- [What is required]
Recast the rows as a numbered list, starting at the first row and ending at the row that contains "paragraph: c) Измеряют и записывают высоту", with blank lines left out.

[Start Material to process]

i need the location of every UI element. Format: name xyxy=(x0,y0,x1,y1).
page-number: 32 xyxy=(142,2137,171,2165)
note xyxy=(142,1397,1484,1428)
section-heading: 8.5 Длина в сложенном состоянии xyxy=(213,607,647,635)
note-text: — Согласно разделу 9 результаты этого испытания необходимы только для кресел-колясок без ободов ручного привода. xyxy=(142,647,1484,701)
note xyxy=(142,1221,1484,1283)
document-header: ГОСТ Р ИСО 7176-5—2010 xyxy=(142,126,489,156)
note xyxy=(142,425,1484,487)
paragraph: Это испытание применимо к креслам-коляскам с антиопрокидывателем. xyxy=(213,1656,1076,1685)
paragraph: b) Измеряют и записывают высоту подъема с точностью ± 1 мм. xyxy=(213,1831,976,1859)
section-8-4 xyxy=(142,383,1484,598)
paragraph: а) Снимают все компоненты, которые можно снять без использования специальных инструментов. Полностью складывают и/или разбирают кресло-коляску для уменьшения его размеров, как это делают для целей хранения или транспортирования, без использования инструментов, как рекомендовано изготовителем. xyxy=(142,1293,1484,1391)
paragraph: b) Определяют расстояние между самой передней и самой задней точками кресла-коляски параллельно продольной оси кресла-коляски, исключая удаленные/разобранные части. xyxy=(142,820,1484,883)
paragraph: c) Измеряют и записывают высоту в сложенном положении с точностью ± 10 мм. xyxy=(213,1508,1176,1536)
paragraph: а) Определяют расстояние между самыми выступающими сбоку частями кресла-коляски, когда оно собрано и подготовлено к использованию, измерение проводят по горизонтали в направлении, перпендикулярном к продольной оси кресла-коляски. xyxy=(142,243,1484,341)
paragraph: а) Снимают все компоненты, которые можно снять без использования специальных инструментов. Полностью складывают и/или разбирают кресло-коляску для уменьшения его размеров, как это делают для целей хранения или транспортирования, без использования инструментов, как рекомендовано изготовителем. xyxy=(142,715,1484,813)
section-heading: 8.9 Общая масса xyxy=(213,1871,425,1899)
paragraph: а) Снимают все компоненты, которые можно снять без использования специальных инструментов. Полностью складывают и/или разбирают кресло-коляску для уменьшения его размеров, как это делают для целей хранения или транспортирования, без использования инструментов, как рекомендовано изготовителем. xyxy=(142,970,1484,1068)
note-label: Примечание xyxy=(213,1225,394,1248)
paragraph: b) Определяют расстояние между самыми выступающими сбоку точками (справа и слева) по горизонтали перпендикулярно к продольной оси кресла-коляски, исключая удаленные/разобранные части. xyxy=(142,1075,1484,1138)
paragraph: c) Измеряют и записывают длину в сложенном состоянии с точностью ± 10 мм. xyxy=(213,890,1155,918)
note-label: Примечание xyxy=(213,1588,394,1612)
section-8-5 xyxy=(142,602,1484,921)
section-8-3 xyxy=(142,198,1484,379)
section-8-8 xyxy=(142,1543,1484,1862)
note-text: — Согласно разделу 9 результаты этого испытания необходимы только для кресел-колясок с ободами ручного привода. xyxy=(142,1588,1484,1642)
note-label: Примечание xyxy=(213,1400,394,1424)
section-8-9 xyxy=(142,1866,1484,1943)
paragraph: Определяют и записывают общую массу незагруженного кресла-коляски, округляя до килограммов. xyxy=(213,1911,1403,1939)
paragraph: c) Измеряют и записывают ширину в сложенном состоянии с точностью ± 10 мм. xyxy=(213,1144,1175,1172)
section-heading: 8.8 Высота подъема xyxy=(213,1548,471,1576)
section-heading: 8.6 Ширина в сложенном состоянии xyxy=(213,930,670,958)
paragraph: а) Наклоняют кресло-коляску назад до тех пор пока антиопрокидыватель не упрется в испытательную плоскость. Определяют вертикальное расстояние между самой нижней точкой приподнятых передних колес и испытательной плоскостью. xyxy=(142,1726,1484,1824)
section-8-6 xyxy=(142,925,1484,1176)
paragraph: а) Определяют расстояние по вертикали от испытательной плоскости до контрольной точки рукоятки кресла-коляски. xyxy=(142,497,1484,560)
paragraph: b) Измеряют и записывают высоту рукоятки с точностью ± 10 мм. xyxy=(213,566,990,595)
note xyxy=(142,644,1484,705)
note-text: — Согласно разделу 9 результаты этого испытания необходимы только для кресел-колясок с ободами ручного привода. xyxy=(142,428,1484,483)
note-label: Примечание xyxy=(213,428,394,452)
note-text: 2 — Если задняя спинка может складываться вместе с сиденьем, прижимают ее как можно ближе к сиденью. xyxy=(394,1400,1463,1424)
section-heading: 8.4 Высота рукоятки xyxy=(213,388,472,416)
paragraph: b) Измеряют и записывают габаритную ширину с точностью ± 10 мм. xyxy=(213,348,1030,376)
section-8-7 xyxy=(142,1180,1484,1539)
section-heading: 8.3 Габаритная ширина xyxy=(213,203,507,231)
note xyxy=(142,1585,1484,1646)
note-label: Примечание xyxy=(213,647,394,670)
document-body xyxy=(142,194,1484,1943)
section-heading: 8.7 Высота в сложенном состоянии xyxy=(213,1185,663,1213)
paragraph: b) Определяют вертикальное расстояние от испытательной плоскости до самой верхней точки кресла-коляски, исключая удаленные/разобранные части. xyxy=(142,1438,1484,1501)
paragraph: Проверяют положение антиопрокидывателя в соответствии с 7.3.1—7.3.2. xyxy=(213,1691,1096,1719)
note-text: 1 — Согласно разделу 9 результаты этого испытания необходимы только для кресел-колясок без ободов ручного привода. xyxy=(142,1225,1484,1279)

[End Material to process]

- [Task response]
1. i need the location of every UI element. Format: name xyxy=(x0,y0,x1,y1).
2. page-number: 32 xyxy=(142,2137,171,2165)
3. note xyxy=(142,1397,1484,1428)
4. section-heading: 8.5 Длина в сложенном состоянии xyxy=(213,607,647,635)
5. note-text: — Согласно разделу 9 результаты этого испытания необходимы только для кресел-колясок без ободов ручного привода. xyxy=(142,647,1484,701)
6. note xyxy=(142,1221,1484,1283)
7. document-header: ГОСТ Р ИСО 7176-5—2010 xyxy=(142,126,489,156)
8. note xyxy=(142,425,1484,487)
9. paragraph: Это испытание применимо к креслам-коляскам с антиопрокидывателем. xyxy=(213,1656,1076,1685)
10. paragraph: b) Измеряют и записывают высоту подъема с точностью ± 1 мм. xyxy=(213,1831,976,1859)
11. section-8-4 xyxy=(142,383,1484,598)
12. paragraph: а) Снимают все компоненты, которые можно снять без использования специальных инструментов. Полностью складывают и/или разбирают кресло-коляску для уменьшения его размеров, как это делают для целей хранения или транспортирования, без использования инструментов, как рекомендовано изготовителем. xyxy=(142,1293,1484,1391)
13. paragraph: b) Определяют расстояние между самой передней и самой задней точками кресла-коляски параллельно продольной оси кресла-коляски, исключая удаленные/разобранные части. xyxy=(142,820,1484,883)
14. paragraph: c) Измеряют и записывают высоту в сложенном положении с точностью ± 10 мм. xyxy=(213,1508,1176,1536)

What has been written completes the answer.